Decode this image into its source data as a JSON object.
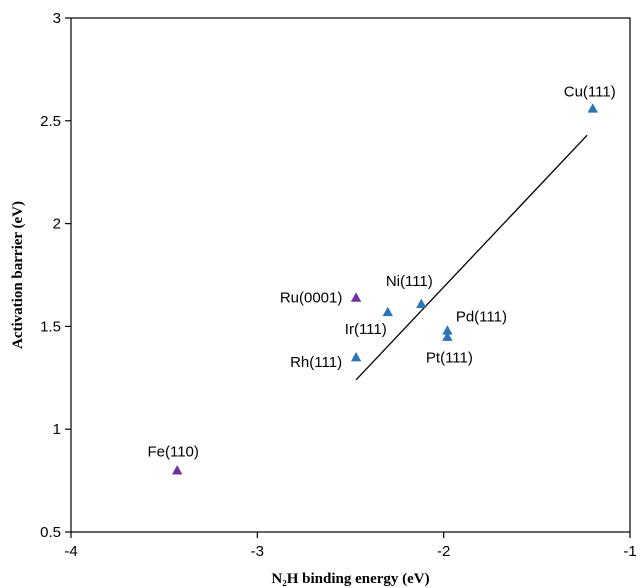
{
  "chart_data": {
    "type": "scatter",
    "xlabel": "N₂H binding energy (eV)",
    "ylabel": "Activation barrier (eV)",
    "xlim": [
      -4,
      -1
    ],
    "ylim": [
      0.5,
      3
    ],
    "xticks": [
      -4,
      -3,
      -2,
      -1
    ],
    "yticks": [
      0.5,
      1,
      1.5,
      2,
      2.5,
      3
    ],
    "xtick_labels": [
      "-4",
      "-3",
      "-2",
      "-1"
    ],
    "ytick_labels": [
      "0.5",
      "1",
      "1.5",
      "2",
      "2.5",
      "3"
    ],
    "grid": false,
    "colors": {
      "blue": "#2e75b6",
      "purple": "#7030a0"
    },
    "points": [
      {
        "label": "Cu(111)",
        "x": -1.2,
        "y": 2.56,
        "color": "blue"
      },
      {
        "label": "Ni(111)",
        "x": -2.12,
        "y": 1.61,
        "color": "blue"
      },
      {
        "label": "Ir(111)",
        "x": -2.3,
        "y": 1.57,
        "color": "blue"
      },
      {
        "label": "Pd(111)",
        "x": -1.98,
        "y": 1.48,
        "color": "blue"
      },
      {
        "label": "Pt(111)",
        "x": -1.98,
        "y": 1.45,
        "color": "blue"
      },
      {
        "label": "Rh(111)",
        "x": -2.47,
        "y": 1.35,
        "color": "blue"
      },
      {
        "label": "Ru(0001)",
        "x": -2.47,
        "y": 1.64,
        "color": "purple"
      },
      {
        "label": "Fe(110)",
        "x": -3.43,
        "y": 0.8,
        "color": "purple"
      }
    ],
    "trendline": {
      "x": [
        -2.47,
        -1.23
      ],
      "y": [
        1.24,
        2.43
      ]
    }
  }
}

+---+

Copy each line in full and exactly, omitting any picture.

Decode this image into its source data as a JSON object.
{
  "chart_data": {
    "type": "scatter",
    "xlabel": "N₂H binding energy (eV)",
    "ylabel": "Activation barrier (eV)",
    "xlim": [
      -4,
      -1
    ],
    "ylim": [
      0.5,
      3
    ],
    "xticks": [
      -4,
      -3,
      -2,
      -1
    ],
    "yticks": [
      0.5,
      1,
      1.5,
      2,
      2.5,
      3
    ],
    "xtick_labels": [
      "-4",
      "-3",
      "-2",
      "-1"
    ],
    "ytick_labels": [
      "0.5",
      "1",
      "1.5",
      "2",
      "2.5",
      "3"
    ],
    "grid": false,
    "colors": {
      "blue": "#2e75b6",
      "purple": "#7030a0"
    },
    "points": [
      {
        "label": "Cu(111)",
        "x": -1.2,
        "y": 2.56,
        "color": "blue"
      },
      {
        "label": "Ni(111)",
        "x": -2.12,
        "y": 1.61,
        "color": "blue"
      },
      {
        "label": "Ir(111)",
        "x": -2.3,
        "y": 1.57,
        "color": "blue"
      },
      {
        "label": "Pd(111)",
        "x": -1.98,
        "y": 1.48,
        "color": "blue"
      },
      {
        "label": "Pt(111)",
        "x": -1.98,
        "y": 1.45,
        "color": "blue"
      },
      {
        "label": "Rh(111)",
        "x": -2.47,
        "y": 1.35,
        "color": "blue"
      },
      {
        "label": "Ru(0001)",
        "x": -2.47,
        "y": 1.64,
        "color": "purple"
      },
      {
        "label": "Fe(110)",
        "x": -3.43,
        "y": 0.8,
        "color": "purple"
      }
    ],
    "trendline": {
      "x": [
        -2.47,
        -1.23
      ],
      "y": [
        1.24,
        2.43
      ]
    }
  }
}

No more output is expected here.